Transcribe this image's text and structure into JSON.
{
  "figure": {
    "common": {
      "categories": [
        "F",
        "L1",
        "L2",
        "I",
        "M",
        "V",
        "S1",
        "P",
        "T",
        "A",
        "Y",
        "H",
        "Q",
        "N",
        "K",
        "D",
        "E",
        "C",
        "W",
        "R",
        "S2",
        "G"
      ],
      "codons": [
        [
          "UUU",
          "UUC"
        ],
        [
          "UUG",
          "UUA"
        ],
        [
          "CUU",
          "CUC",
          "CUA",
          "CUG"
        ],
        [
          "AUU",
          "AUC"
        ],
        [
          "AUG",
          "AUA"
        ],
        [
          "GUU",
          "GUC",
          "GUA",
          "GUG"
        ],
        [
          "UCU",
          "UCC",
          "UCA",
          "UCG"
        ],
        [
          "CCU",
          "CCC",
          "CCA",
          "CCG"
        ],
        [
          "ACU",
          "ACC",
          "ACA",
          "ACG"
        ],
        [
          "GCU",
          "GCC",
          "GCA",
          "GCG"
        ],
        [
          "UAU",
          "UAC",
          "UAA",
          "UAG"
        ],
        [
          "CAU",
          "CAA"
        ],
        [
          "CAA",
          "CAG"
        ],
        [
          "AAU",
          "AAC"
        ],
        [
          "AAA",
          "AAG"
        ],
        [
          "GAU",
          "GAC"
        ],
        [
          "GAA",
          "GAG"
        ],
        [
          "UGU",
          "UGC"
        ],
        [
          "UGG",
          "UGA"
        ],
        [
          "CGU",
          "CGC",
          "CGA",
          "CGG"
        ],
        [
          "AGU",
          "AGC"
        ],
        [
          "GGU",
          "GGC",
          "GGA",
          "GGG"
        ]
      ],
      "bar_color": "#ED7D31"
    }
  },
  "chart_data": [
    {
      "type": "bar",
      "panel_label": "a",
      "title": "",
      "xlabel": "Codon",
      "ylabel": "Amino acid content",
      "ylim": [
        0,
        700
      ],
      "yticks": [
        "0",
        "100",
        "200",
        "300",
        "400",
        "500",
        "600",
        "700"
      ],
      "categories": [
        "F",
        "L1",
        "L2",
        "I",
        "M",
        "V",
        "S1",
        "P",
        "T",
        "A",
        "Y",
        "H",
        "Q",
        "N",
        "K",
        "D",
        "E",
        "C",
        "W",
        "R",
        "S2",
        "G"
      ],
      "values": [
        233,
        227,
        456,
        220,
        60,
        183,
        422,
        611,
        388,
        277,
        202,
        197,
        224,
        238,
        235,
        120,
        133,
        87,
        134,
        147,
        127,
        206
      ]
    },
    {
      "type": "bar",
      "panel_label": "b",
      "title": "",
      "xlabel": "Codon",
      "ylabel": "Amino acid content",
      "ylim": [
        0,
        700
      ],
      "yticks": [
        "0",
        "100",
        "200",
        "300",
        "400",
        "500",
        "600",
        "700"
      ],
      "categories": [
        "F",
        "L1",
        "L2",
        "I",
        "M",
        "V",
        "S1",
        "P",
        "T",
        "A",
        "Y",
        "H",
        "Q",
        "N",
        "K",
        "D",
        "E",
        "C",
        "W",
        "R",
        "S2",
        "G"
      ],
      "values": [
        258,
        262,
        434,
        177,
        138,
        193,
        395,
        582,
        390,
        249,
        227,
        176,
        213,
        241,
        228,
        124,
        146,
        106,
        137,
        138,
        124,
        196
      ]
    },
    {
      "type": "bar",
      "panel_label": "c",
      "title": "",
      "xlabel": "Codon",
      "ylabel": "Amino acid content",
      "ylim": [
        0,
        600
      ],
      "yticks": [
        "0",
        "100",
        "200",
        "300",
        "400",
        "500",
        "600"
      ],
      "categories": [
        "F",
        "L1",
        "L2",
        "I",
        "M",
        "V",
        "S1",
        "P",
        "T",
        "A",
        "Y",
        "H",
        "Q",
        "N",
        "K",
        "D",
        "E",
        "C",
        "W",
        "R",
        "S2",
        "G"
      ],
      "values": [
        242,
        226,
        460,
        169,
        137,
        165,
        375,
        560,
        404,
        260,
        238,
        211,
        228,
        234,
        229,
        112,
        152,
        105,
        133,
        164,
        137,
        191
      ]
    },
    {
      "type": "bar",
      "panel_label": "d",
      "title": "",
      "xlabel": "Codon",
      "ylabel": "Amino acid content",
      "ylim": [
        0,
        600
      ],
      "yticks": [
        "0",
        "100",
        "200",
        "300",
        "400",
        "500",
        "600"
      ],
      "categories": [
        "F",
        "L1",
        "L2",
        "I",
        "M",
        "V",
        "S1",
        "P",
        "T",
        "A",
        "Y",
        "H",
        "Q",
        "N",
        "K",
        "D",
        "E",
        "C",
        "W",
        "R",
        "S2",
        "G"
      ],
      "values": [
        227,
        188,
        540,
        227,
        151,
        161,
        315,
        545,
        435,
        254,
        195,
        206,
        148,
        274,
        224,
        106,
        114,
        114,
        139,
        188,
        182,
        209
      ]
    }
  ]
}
========================================
### Exercise prompt:
Give the data again, exactly as it stands.

### The completed task:
Transcribe this image's text and structure into JSON.
{
  "figure": {
    "common": {
      "categories": [
        "F",
        "L1",
        "L2",
        "I",
        "M",
        "V",
        "S1",
        "P",
        "T",
        "A",
        "Y",
        "H",
        "Q",
        "N",
        "K",
        "D",
        "E",
        "C",
        "W",
        "R",
        "S2",
        "G"
      ],
      "codons": [
        [
          "UUU",
          "UUC"
        ],
        [
          "UUG",
          "UUA"
        ],
        [
          "CUU",
          "CUC",
          "CUA",
          "CUG"
        ],
        [
          "AUU",
          "AUC"
        ],
        [
          "AUG",
          "AUA"
        ],
        [
          "GUU",
          "GUC",
          "GUA",
          "GUG"
        ],
        [
          "UCU",
          "UCC",
          "UCA",
          "UCG"
        ],
        [
          "CCU",
          "CCC",
          "CCA",
          "CCG"
        ],
        [
          "ACU",
          "ACC",
          "ACA",
          "ACG"
        ],
        [
          "GCU",
          "GCC",
          "GCA",
          "GCG"
        ],
        [
          "UAU",
          "UAC",
          "UAA",
          "UAG"
        ],
        [
          "CAU",
          "CAA"
        ],
        [
          "CAA",
          "CAG"
        ],
        [
          "AAU",
          "AAC"
        ],
        [
          "AAA",
          "AAG"
        ],
        [
          "GAU",
          "GAC"
        ],
        [
          "GAA",
          "GAG"
        ],
        [
          "UGU",
          "UGC"
        ],
        [
          "UGG",
          "UGA"
        ],
        [
          "CGU",
          "CGC",
          "CGA",
          "CGG"
        ],
        [
          "AGU",
          "AGC"
        ],
        [
          "GGU",
          "GGC",
          "GGA",
          "GGG"
        ]
      ],
      "bar_color": "#ED7D31"
    }
  },
  "chart_data": [
    {
      "type": "bar",
      "panel_label": "a",
      "title": "",
      "xlabel": "Codon",
      "ylabel": "Amino acid content",
      "ylim": [
        0,
        700
      ],
      "yticks": [
        "0",
        "100",
        "200",
        "300",
        "400",
        "500",
        "600",
        "700"
      ],
      "categories": [
        "F",
        "L1",
        "L2",
        "I",
        "M",
        "V",
        "S1",
        "P",
        "T",
        "A",
        "Y",
        "H",
        "Q",
        "N",
        "K",
        "D",
        "E",
        "C",
        "W",
        "R",
        "S2",
        "G"
      ],
      "values": [
        233,
        227,
        456,
        220,
        60,
        183,
        422,
        611,
        388,
        277,
        202,
        197,
        224,
        238,
        235,
        120,
        133,
        87,
        134,
        147,
        127,
        206
      ]
    },
    {
      "type": "bar",
      "panel_label": "b",
      "title": "",
      "xlabel": "Codon",
      "ylabel": "Amino acid content",
      "ylim": [
        0,
        700
      ],
      "yticks": [
        "0",
        "100",
        "200",
        "300",
        "400",
        "500",
        "600",
        "700"
      ],
      "categories": [
        "F",
        "L1",
        "L2",
        "I",
        "M",
        "V",
        "S1",
        "P",
        "T",
        "A",
        "Y",
        "H",
        "Q",
        "N",
        "K",
        "D",
        "E",
        "C",
        "W",
        "R",
        "S2",
        "G"
      ],
      "values": [
        258,
        262,
        434,
        177,
        138,
        193,
        395,
        582,
        390,
        249,
        227,
        176,
        213,
        241,
        228,
        124,
        146,
        106,
        137,
        138,
        124,
        196
      ]
    },
    {
      "type": "bar",
      "panel_label": "c",
      "title": "",
      "xlabel": "Codon",
      "ylabel": "Amino acid content",
      "ylim": [
        0,
        600
      ],
      "yticks": [
        "0",
        "100",
        "200",
        "300",
        "400",
        "500",
        "600"
      ],
      "categories": [
        "F",
        "L1",
        "L2",
        "I",
        "M",
        "V",
        "S1",
        "P",
        "T",
        "A",
        "Y",
        "H",
        "Q",
        "N",
        "K",
        "D",
        "E",
        "C",
        "W",
        "R",
        "S2",
        "G"
      ],
      "values": [
        242,
        226,
        460,
        169,
        137,
        165,
        375,
        560,
        404,
        260,
        238,
        211,
        228,
        234,
        229,
        112,
        152,
        105,
        133,
        164,
        137,
        191
      ]
    },
    {
      "type": "bar",
      "panel_label": "d",
      "title": "",
      "xlabel": "Codon",
      "ylabel": "Amino acid content",
      "ylim": [
        0,
        600
      ],
      "yticks": [
        "0",
        "100",
        "200",
        "300",
        "400",
        "500",
        "600"
      ],
      "categories": [
        "F",
        "L1",
        "L2",
        "I",
        "M",
        "V",
        "S1",
        "P",
        "T",
        "A",
        "Y",
        "H",
        "Q",
        "N",
        "K",
        "D",
        "E",
        "C",
        "W",
        "R",
        "S2",
        "G"
      ],
      "values": [
        227,
        188,
        540,
        227,
        151,
        161,
        315,
        545,
        435,
        254,
        195,
        206,
        148,
        274,
        224,
        106,
        114,
        114,
        139,
        188,
        182,
        209
      ]
    }
  ]
}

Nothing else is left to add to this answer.